__EXERCISE OBJECTIVE__
Print the listing in its entirety and exactly, leaving out images.

__INPUT MATERIAL__
----

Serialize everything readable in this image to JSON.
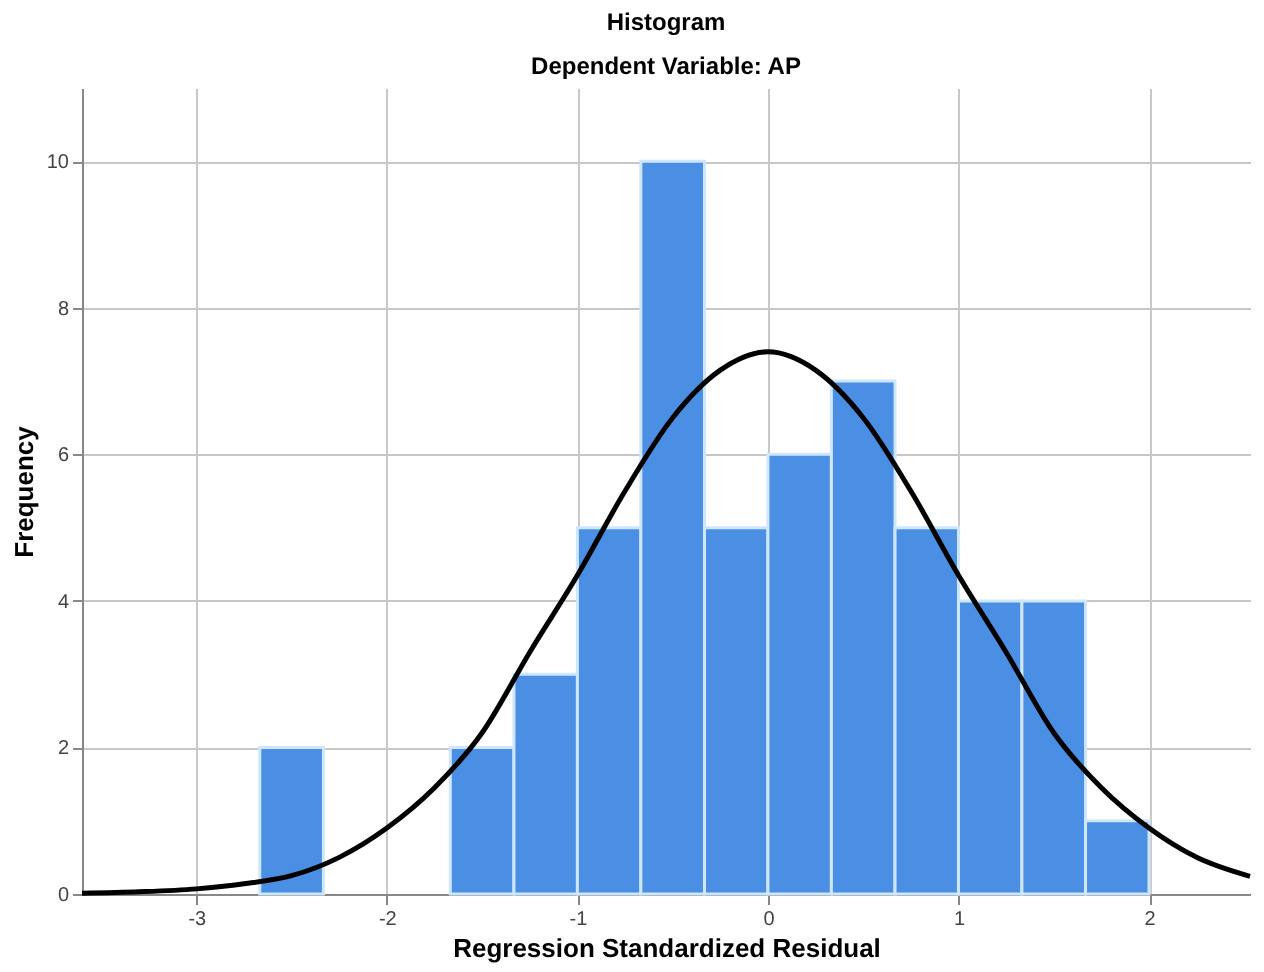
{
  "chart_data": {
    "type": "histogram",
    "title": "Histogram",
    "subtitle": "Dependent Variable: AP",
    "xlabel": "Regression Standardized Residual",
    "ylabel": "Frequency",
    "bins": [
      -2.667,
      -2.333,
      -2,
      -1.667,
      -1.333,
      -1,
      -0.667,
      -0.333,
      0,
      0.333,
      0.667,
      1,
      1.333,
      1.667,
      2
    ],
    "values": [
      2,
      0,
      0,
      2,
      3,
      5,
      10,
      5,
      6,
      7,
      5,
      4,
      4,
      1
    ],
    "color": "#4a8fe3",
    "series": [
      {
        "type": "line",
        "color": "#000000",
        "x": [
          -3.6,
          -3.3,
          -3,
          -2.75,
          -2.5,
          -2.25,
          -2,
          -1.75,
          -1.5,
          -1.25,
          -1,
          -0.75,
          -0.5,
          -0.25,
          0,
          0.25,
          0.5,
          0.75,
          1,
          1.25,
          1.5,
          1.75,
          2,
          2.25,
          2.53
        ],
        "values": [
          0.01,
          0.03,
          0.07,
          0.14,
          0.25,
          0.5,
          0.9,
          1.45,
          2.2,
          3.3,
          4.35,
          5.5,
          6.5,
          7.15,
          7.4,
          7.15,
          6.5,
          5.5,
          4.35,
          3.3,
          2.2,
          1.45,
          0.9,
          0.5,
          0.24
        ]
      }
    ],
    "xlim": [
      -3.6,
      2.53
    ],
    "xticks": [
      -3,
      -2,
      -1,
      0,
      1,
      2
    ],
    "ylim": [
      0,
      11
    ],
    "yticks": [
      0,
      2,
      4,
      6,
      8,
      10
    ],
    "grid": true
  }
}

----

__RIGHT ANSWER__
Serialize everything readable in this image to JSON.
{
  "chart_data": {
    "type": "histogram",
    "title": "Histogram",
    "subtitle": "Dependent Variable: AP",
    "xlabel": "Regression Standardized Residual",
    "ylabel": "Frequency",
    "bins": [
      -2.667,
      -2.333,
      -2,
      -1.667,
      -1.333,
      -1,
      -0.667,
      -0.333,
      0,
      0.333,
      0.667,
      1,
      1.333,
      1.667,
      2
    ],
    "values": [
      2,
      0,
      0,
      2,
      3,
      5,
      10,
      5,
      6,
      7,
      5,
      4,
      4,
      1
    ],
    "color": "#4a8fe3",
    "series": [
      {
        "type": "line",
        "color": "#000000",
        "x": [
          -3.6,
          -3.3,
          -3,
          -2.75,
          -2.5,
          -2.25,
          -2,
          -1.75,
          -1.5,
          -1.25,
          -1,
          -0.75,
          -0.5,
          -0.25,
          0,
          0.25,
          0.5,
          0.75,
          1,
          1.25,
          1.5,
          1.75,
          2,
          2.25,
          2.53
        ],
        "values": [
          0.01,
          0.03,
          0.07,
          0.14,
          0.25,
          0.5,
          0.9,
          1.45,
          2.2,
          3.3,
          4.35,
          5.5,
          6.5,
          7.15,
          7.4,
          7.15,
          6.5,
          5.5,
          4.35,
          3.3,
          2.2,
          1.45,
          0.9,
          0.5,
          0.24
        ]
      }
    ],
    "xlim": [
      -3.6,
      2.53
    ],
    "xticks": [
      -3,
      -2,
      -1,
      0,
      1,
      2
    ],
    "ylim": [
      0,
      11
    ],
    "yticks": [
      0,
      2,
      4,
      6,
      8,
      10
    ],
    "grid": true
  }
}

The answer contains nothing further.